Data tied to figure images
########################################
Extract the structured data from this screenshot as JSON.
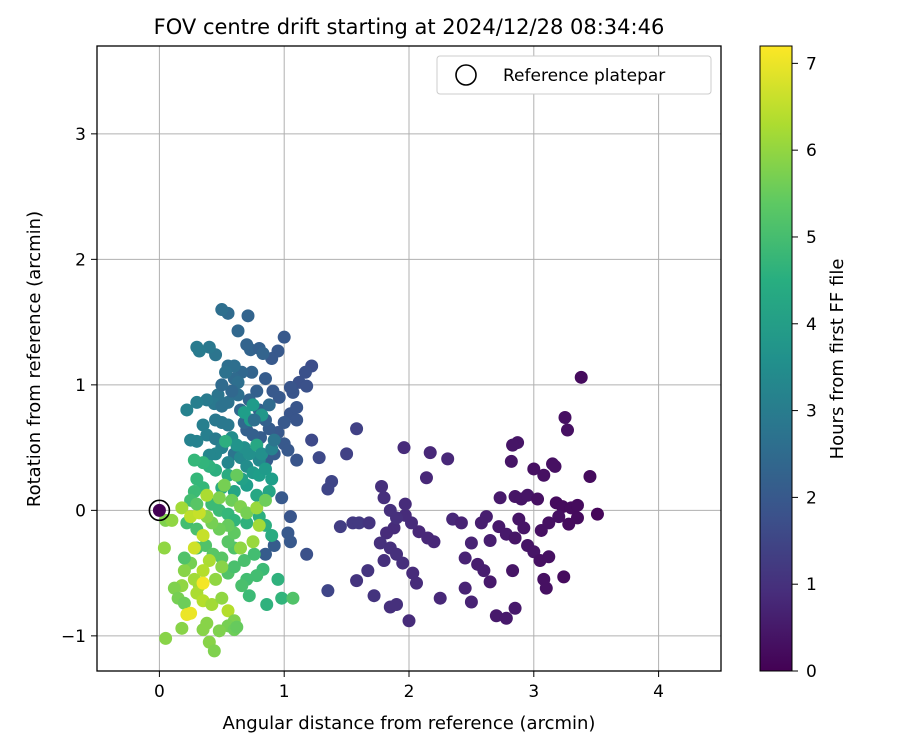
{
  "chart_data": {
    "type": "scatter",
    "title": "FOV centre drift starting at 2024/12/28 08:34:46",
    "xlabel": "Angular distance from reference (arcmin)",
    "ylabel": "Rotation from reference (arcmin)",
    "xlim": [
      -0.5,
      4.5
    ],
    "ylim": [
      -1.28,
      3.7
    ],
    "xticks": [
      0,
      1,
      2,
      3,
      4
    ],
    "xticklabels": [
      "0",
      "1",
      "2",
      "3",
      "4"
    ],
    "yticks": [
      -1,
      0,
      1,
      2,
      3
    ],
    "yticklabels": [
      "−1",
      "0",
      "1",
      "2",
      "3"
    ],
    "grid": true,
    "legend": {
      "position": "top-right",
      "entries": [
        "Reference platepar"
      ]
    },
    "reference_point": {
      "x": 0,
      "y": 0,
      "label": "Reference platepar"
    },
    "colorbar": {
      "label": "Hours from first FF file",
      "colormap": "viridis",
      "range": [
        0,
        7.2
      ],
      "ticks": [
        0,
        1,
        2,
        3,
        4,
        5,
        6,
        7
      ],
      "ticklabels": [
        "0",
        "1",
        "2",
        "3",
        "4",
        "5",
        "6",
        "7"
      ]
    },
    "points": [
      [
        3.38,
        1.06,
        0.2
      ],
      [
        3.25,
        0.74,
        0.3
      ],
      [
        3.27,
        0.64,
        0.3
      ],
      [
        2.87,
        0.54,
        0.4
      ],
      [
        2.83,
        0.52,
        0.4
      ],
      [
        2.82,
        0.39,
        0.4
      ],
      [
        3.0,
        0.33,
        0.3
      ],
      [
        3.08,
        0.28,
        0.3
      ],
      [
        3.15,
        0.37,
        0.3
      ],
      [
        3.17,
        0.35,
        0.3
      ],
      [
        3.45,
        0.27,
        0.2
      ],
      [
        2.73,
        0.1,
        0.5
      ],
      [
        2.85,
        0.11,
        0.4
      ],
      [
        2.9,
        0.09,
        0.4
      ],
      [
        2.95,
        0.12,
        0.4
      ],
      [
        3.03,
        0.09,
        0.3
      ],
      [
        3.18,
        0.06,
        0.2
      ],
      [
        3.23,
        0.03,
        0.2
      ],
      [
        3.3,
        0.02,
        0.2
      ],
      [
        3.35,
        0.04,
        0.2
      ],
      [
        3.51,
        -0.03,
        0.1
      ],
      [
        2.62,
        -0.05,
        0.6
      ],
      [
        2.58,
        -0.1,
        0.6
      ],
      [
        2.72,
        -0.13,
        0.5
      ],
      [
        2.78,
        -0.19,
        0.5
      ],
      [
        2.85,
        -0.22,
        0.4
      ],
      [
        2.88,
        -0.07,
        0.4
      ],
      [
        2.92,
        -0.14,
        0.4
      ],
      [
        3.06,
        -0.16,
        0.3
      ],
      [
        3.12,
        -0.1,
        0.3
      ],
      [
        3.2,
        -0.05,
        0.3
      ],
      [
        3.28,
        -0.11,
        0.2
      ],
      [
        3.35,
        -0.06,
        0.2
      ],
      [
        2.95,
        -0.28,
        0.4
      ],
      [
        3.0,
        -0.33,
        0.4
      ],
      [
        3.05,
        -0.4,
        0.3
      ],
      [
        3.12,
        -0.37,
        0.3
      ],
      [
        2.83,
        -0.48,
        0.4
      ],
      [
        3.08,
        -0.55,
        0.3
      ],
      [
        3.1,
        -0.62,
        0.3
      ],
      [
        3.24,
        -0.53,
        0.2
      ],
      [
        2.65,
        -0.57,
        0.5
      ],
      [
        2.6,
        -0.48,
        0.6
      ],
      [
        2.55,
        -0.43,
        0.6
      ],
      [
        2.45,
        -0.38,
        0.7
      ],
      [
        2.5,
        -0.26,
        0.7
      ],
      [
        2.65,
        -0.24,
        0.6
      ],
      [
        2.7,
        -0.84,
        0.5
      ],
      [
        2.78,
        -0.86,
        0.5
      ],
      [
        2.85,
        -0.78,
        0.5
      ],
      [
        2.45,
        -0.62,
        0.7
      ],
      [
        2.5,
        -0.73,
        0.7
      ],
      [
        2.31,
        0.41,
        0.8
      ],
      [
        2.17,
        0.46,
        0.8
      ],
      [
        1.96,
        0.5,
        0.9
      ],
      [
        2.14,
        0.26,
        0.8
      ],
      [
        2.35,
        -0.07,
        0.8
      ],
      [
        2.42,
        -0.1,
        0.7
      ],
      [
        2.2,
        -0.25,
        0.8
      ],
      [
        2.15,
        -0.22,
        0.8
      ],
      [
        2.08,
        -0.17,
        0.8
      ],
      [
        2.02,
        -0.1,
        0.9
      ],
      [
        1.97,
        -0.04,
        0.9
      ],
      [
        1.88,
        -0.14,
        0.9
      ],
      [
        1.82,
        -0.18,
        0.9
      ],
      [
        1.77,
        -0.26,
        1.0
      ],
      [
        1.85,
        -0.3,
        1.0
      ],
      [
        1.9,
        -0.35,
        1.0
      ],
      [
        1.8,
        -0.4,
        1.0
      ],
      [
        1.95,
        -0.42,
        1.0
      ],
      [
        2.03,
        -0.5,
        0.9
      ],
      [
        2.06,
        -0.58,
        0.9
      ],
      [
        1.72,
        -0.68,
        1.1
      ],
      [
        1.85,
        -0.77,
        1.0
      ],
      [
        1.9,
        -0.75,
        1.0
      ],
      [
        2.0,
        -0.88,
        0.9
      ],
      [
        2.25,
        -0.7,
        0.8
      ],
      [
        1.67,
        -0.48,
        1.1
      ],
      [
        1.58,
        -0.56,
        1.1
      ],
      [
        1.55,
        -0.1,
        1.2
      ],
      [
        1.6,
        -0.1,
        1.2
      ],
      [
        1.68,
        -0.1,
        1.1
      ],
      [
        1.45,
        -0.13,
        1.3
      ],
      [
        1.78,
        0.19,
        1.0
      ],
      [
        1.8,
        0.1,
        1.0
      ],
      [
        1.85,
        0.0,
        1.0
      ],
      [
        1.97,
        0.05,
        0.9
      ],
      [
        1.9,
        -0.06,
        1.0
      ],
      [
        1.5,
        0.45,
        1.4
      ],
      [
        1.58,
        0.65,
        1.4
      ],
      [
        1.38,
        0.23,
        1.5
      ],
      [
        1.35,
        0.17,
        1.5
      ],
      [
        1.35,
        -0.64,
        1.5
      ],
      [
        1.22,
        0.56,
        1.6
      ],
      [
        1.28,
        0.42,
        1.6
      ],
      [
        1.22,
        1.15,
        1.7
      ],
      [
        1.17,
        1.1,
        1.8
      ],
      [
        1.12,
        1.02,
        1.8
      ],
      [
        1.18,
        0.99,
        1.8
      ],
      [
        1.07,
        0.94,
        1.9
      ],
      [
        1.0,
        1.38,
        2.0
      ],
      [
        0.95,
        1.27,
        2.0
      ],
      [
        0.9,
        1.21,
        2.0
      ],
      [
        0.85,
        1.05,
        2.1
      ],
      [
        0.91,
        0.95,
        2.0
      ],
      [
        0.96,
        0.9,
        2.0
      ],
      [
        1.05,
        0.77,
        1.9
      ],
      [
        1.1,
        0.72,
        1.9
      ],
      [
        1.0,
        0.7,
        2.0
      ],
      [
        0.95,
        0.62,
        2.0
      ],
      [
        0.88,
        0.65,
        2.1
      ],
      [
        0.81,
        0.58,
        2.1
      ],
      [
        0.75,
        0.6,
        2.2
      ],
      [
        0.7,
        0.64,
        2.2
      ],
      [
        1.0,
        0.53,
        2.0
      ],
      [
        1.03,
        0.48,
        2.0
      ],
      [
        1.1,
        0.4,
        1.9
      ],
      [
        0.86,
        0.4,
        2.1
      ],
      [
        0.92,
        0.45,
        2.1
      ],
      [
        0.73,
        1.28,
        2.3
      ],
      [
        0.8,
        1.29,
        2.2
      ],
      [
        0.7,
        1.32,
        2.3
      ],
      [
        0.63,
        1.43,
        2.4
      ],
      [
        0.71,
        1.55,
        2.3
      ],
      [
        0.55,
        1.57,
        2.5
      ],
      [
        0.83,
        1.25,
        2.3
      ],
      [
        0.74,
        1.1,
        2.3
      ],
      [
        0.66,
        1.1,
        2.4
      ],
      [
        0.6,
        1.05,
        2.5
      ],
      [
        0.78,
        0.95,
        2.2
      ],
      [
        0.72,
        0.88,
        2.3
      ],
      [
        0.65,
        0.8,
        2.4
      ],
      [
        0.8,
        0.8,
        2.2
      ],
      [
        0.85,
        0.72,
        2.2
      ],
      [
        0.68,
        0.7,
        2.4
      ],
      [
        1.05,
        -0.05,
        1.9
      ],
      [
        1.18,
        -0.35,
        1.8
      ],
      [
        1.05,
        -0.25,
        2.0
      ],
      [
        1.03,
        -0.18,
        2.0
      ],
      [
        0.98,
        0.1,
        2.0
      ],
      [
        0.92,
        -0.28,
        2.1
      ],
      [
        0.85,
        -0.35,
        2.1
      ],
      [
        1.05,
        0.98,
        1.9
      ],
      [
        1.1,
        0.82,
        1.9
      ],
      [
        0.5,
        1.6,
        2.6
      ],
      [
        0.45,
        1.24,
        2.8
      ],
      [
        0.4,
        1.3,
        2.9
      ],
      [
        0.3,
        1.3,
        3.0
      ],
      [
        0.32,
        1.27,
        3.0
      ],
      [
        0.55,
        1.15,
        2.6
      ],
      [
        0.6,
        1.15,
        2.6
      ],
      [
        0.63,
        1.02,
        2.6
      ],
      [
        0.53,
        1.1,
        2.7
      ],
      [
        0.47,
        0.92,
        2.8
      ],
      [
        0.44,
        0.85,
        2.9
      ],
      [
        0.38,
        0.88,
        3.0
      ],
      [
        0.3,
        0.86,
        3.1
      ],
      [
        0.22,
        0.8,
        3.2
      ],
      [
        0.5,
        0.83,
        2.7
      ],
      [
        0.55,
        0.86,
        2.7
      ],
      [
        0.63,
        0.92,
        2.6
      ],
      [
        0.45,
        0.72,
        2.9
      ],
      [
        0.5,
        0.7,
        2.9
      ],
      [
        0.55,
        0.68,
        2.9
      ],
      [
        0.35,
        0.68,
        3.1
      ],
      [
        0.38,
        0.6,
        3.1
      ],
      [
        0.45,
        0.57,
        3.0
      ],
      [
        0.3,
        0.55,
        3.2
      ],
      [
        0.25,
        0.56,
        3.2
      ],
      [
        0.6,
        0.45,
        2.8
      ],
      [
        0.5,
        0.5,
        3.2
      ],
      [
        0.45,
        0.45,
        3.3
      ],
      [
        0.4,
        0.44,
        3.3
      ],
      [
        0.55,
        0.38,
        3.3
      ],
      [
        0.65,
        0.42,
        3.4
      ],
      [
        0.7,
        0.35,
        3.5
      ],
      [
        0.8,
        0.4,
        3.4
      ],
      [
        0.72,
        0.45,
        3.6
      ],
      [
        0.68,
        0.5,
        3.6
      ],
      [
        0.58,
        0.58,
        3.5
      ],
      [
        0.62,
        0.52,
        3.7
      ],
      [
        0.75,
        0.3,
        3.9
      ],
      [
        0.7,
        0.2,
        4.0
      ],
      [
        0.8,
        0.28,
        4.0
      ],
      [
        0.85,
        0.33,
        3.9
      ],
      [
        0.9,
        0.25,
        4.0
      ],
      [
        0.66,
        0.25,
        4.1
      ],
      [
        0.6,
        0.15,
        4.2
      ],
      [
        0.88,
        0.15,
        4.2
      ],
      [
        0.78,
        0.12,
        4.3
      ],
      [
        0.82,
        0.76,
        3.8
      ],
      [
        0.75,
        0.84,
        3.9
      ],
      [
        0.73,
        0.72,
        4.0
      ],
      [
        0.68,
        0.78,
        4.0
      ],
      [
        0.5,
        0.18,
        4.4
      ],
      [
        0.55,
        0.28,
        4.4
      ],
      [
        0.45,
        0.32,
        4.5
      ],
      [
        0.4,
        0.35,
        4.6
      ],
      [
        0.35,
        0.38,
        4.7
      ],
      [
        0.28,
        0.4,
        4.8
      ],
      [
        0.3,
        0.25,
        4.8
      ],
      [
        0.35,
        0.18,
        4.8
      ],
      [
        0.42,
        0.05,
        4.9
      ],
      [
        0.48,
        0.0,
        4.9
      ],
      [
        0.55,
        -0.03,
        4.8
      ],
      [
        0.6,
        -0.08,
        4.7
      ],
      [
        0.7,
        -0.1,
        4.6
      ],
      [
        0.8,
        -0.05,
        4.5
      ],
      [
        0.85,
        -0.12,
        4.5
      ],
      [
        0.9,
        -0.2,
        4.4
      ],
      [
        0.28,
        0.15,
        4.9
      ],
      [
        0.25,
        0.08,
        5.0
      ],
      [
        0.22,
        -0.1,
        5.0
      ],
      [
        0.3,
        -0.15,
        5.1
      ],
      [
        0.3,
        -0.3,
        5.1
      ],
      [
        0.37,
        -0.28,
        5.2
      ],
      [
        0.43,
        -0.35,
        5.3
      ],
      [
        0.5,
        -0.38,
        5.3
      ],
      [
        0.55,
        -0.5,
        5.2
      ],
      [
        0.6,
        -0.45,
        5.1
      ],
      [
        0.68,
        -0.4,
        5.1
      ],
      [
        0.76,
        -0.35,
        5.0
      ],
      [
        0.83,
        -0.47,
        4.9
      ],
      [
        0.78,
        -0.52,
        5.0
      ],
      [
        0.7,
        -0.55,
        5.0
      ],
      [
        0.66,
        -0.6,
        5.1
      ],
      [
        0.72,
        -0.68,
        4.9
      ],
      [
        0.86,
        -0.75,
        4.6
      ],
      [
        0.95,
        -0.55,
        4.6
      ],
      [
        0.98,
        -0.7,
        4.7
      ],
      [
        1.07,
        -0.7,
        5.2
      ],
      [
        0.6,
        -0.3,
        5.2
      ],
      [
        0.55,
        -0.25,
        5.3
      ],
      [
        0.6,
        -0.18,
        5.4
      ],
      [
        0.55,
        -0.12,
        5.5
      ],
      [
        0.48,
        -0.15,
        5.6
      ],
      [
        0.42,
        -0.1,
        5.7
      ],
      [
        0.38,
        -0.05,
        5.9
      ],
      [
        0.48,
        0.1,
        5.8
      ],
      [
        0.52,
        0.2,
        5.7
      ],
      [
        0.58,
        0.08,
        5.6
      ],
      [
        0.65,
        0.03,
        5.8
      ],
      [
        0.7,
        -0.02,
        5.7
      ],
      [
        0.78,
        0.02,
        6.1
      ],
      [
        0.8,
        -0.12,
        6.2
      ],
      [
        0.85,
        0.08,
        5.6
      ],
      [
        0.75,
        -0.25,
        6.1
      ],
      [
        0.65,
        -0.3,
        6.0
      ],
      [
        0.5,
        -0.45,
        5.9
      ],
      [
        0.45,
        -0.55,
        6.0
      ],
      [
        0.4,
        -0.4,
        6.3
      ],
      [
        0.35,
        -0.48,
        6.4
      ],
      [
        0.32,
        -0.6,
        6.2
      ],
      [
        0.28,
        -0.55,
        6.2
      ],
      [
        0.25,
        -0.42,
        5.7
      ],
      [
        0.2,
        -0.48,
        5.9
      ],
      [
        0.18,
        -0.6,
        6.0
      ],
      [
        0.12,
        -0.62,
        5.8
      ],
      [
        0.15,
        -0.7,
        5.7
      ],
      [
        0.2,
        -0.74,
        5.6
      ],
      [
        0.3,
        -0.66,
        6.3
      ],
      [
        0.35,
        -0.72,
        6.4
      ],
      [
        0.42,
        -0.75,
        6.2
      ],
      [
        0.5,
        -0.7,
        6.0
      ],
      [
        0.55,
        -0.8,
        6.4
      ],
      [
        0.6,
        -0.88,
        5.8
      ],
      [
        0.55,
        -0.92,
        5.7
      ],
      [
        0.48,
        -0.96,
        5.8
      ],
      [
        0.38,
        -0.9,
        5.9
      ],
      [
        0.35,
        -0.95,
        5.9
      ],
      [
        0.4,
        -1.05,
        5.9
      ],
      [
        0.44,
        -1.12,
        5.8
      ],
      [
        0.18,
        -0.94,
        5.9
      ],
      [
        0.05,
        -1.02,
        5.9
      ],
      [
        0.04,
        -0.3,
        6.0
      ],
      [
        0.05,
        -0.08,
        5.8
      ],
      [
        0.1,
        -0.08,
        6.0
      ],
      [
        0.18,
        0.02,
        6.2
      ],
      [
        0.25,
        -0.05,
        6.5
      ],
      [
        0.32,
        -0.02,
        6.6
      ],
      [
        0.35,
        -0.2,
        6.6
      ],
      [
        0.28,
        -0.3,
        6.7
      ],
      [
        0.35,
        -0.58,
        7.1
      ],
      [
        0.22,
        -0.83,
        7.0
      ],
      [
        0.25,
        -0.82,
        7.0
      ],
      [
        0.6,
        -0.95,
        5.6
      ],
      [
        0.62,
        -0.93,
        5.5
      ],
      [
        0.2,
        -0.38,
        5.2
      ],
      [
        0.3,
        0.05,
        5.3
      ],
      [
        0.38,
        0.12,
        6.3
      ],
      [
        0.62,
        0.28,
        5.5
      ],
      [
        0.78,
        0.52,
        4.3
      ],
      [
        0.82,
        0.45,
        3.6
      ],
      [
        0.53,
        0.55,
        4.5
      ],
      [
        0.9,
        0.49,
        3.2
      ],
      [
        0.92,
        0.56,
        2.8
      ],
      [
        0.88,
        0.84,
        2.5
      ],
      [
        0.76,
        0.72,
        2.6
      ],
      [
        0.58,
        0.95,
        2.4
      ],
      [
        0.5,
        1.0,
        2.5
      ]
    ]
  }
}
########################################
▶ [Exercise brief]: Pick out every line with the string "platepar" and copy it.

▶ [Result of the exercise]:
        "Reference platepar"
      "label": "Reference platepar"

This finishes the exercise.